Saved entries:
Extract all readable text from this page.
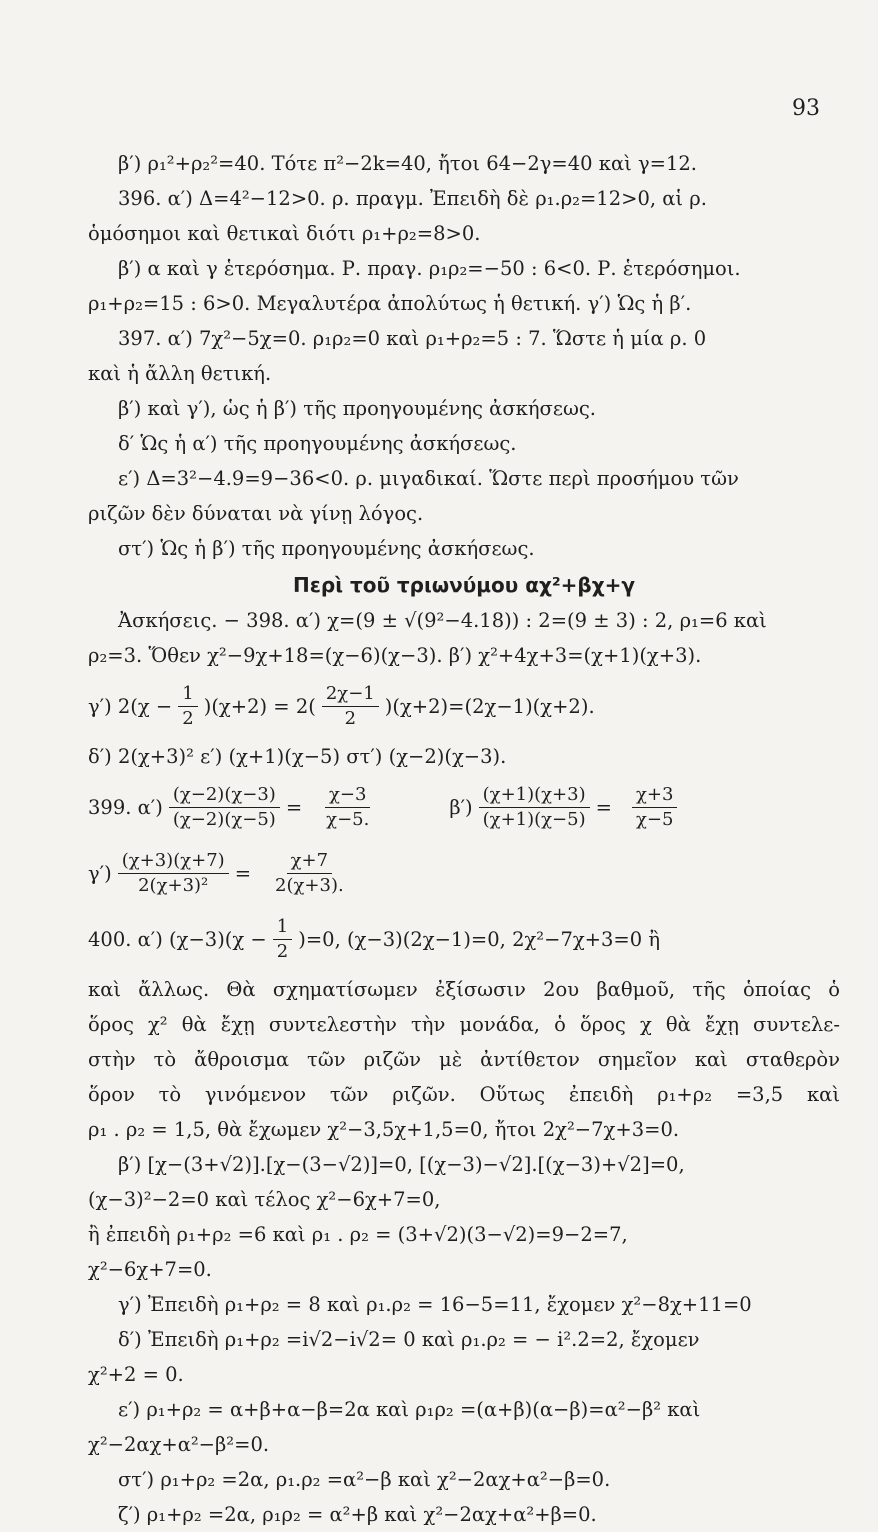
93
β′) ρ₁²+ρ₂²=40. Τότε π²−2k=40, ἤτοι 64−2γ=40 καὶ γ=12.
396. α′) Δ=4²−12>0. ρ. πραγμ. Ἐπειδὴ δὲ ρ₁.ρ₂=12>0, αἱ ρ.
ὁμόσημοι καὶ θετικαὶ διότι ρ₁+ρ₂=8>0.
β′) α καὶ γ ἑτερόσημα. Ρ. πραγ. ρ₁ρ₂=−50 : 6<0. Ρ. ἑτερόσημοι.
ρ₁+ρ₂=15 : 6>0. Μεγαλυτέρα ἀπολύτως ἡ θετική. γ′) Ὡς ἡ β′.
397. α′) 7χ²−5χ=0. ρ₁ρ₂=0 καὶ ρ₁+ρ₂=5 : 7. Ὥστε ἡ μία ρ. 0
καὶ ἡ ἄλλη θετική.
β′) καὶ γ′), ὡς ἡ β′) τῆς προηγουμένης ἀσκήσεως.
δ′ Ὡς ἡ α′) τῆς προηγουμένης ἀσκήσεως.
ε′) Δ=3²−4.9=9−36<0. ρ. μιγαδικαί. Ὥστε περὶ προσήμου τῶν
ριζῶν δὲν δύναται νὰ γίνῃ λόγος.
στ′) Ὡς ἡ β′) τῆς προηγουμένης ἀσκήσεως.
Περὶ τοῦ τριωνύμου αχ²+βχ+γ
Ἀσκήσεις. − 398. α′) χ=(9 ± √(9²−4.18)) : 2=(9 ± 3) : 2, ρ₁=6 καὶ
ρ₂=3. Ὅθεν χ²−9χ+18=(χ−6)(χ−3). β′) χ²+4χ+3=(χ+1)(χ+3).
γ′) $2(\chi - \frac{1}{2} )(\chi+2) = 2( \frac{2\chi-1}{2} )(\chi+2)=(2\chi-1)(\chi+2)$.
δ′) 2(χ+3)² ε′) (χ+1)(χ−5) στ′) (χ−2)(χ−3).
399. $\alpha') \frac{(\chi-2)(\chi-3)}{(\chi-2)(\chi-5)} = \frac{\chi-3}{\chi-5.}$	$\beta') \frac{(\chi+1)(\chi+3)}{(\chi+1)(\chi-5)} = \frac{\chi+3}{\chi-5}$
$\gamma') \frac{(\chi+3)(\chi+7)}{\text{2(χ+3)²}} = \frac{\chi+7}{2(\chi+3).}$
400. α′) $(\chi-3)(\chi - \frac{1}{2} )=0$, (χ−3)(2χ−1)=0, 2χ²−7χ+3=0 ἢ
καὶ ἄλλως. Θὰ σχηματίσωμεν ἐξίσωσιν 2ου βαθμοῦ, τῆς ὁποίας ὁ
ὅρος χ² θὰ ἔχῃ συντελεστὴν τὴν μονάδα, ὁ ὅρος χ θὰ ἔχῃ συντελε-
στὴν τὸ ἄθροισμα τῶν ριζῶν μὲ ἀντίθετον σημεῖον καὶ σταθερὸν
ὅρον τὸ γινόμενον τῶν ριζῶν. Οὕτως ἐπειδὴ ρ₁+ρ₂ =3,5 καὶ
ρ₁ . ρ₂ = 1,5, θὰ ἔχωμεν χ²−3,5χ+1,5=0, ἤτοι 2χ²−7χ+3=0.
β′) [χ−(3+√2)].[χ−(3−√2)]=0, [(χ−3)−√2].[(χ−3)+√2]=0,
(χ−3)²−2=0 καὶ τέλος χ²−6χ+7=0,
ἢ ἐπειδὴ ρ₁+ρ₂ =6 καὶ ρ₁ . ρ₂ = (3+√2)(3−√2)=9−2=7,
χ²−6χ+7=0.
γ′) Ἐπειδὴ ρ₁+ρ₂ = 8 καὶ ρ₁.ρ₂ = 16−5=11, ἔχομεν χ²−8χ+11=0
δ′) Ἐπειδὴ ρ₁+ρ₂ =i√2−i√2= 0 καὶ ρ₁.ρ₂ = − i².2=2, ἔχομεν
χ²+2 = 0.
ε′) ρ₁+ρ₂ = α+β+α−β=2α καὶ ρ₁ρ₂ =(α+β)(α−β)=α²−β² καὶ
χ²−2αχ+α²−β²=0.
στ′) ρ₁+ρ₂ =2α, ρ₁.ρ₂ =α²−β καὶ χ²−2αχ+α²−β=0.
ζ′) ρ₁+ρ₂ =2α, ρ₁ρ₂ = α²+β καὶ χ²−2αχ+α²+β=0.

--

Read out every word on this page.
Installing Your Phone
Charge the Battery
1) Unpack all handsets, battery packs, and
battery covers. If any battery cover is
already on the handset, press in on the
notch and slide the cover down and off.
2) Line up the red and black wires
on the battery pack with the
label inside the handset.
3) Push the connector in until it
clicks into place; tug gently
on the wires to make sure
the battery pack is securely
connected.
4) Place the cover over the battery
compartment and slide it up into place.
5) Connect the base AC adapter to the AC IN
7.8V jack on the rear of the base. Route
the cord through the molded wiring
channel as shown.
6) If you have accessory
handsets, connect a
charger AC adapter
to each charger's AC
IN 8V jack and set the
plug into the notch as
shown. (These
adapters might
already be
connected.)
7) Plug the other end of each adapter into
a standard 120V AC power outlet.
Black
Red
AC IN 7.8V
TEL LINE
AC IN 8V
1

--- PROBLEM STATEMENT ---
Count how many lines include the string "frac". Nothing but the number is needed.

--- FULL RESPONSE ---
4